Request. Pull every line containing "договору" from the entries.

Dataset records.

........

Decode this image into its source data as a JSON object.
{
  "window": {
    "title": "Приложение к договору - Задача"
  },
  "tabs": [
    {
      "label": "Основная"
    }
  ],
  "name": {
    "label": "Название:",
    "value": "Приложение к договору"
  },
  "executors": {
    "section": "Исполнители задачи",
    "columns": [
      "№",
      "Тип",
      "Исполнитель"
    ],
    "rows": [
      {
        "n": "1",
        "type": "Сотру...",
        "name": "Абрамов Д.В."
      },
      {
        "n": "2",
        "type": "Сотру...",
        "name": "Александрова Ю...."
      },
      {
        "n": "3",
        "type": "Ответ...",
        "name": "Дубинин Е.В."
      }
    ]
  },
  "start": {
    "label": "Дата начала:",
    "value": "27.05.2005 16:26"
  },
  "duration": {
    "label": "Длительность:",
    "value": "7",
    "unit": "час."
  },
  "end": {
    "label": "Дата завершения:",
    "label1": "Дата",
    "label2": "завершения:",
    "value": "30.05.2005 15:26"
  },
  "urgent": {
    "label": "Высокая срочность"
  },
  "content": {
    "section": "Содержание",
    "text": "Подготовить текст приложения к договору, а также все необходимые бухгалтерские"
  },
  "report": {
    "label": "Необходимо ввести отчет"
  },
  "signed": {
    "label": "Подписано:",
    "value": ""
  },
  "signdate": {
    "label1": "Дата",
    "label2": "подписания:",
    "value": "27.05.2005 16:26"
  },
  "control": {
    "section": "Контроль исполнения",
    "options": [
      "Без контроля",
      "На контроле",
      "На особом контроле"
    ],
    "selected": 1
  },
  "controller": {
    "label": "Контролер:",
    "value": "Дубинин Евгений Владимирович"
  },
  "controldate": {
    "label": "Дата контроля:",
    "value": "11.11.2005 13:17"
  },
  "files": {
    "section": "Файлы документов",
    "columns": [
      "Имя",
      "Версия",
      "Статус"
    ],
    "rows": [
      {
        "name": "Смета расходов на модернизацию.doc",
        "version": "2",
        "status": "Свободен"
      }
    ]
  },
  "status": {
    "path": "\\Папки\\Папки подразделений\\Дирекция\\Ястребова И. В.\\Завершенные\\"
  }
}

........

Task output.
    "title": "Приложение к договору - Задача"
    "value": "Приложение к договору"
    "text": "Подготовить текст приложения к договору, а также все необходимые бухгалтерские"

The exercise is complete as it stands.